__What you will do__:
Return the lines below that carry the word "this".

[Records from a data source]
━━━━━━━━━━
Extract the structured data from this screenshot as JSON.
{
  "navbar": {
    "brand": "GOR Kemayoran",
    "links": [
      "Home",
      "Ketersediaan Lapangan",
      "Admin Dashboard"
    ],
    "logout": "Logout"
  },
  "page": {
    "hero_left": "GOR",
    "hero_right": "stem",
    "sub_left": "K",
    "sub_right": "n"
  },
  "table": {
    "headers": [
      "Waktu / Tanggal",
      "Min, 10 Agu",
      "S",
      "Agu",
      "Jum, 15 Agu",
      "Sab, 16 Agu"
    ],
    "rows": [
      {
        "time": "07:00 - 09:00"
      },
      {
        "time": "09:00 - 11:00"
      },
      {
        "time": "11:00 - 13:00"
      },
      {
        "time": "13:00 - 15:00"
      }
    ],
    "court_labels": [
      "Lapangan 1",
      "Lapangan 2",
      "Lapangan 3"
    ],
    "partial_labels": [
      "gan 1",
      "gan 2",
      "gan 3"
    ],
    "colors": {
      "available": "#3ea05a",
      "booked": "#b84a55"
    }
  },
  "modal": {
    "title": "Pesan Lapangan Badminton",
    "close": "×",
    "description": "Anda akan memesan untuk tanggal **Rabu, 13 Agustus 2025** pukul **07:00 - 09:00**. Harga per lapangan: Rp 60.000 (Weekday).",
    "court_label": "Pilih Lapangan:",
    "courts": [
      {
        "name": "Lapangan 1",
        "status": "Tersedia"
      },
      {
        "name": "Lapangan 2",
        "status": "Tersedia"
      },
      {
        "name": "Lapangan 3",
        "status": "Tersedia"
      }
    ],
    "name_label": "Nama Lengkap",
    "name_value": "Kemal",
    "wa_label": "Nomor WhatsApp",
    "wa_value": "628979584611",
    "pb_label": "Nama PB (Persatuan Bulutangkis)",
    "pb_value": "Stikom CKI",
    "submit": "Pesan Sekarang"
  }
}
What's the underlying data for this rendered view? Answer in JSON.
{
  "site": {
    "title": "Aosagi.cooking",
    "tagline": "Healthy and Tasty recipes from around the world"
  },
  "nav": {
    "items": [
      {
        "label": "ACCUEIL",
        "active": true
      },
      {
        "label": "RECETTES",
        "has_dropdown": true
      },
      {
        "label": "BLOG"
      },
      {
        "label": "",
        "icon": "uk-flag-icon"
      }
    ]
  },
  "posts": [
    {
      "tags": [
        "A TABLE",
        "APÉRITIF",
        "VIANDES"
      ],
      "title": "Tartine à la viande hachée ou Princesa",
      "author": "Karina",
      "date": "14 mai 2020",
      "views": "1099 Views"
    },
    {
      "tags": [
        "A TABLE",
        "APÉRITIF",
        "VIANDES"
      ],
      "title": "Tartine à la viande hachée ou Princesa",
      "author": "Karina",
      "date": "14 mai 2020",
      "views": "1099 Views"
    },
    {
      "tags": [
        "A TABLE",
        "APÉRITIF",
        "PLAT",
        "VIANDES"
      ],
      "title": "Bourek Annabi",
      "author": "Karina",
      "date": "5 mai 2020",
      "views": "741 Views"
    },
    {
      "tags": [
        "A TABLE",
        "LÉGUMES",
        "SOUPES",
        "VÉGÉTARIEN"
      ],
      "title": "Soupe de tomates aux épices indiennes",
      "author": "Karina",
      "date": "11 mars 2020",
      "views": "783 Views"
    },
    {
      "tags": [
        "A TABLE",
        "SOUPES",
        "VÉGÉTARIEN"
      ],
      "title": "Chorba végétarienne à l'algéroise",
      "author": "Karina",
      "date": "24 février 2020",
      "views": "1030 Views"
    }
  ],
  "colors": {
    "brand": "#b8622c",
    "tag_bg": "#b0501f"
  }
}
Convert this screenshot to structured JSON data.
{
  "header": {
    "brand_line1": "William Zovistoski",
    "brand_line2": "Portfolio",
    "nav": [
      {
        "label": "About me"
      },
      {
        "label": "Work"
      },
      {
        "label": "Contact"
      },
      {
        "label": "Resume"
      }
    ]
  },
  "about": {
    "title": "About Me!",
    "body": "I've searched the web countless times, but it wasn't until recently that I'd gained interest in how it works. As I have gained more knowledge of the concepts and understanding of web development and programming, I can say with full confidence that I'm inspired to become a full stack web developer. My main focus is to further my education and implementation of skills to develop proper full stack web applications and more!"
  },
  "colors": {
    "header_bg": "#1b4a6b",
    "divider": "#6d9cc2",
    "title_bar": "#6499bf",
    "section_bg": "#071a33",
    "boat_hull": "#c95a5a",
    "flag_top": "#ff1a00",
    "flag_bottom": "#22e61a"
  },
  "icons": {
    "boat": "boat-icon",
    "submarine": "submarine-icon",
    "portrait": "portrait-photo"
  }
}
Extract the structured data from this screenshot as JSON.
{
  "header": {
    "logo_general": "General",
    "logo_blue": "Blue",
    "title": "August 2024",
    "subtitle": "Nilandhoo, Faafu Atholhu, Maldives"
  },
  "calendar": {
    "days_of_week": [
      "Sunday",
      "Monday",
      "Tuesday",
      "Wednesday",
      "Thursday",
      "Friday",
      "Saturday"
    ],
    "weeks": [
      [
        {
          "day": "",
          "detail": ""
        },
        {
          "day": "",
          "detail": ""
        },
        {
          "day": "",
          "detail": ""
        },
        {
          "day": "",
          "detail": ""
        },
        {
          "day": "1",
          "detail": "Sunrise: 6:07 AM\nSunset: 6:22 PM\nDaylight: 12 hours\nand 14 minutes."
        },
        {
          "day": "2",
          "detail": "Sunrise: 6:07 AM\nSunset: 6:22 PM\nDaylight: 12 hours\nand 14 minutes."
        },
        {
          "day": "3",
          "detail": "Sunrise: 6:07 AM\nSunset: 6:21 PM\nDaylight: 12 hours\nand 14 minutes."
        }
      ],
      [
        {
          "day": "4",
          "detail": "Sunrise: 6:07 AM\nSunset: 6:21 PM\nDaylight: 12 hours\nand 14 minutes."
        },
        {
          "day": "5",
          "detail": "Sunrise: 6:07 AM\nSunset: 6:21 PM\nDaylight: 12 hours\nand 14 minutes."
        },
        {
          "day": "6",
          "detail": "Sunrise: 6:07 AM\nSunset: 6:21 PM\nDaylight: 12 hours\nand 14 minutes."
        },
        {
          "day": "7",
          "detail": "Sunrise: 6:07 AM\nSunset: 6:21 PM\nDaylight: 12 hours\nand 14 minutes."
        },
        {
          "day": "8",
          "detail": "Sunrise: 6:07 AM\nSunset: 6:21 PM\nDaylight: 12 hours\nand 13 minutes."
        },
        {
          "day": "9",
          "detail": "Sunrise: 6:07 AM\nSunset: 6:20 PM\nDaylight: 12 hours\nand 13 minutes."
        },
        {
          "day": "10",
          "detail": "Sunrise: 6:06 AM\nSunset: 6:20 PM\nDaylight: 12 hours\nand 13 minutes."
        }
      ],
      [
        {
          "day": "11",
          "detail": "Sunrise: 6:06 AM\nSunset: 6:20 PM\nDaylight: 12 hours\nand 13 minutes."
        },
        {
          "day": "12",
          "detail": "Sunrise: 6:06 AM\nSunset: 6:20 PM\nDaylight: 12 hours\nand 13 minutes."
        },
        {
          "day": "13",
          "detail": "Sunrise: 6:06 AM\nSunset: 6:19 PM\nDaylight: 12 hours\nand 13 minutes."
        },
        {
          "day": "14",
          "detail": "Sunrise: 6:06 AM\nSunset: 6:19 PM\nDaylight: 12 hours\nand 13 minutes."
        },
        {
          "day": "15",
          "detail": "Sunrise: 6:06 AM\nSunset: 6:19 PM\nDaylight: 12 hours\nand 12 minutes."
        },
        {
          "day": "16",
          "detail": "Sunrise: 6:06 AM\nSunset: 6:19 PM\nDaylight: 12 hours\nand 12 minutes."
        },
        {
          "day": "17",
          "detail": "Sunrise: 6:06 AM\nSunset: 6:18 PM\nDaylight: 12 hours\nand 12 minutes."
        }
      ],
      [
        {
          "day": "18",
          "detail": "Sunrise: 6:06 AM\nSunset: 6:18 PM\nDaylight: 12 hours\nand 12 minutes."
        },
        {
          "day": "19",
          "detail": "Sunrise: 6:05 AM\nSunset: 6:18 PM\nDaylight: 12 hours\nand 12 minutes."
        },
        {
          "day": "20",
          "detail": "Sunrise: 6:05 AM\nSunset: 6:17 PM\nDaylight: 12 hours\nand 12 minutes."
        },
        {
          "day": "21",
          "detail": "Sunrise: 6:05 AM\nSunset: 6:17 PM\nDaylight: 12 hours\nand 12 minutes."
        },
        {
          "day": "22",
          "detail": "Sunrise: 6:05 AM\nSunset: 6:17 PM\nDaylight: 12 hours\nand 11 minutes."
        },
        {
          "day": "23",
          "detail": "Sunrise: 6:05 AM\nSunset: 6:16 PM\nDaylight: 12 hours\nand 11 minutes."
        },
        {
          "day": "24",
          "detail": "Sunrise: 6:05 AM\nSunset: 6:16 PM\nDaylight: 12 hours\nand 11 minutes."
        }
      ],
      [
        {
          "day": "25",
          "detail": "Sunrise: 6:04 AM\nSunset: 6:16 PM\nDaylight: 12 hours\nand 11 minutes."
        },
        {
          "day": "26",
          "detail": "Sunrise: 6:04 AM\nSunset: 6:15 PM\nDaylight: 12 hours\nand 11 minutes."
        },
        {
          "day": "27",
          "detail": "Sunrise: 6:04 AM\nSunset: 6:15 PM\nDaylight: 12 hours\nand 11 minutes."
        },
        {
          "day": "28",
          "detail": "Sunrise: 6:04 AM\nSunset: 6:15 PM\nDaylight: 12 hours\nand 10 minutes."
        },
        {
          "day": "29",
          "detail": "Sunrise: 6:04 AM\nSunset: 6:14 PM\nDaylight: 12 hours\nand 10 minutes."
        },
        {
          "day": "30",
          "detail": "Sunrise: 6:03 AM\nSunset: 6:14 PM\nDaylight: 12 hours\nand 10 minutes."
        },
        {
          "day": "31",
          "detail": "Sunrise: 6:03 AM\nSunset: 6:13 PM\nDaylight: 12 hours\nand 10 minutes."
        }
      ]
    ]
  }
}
━━━━━━━━━━
__Answer for the task__:
Extract the structured data from this screenshot as JSON.
What's the underlying data for this rendered view? Answer in JSON.
Convert this screenshot to structured JSON data.
Extract the structured data from this screenshot as JSON.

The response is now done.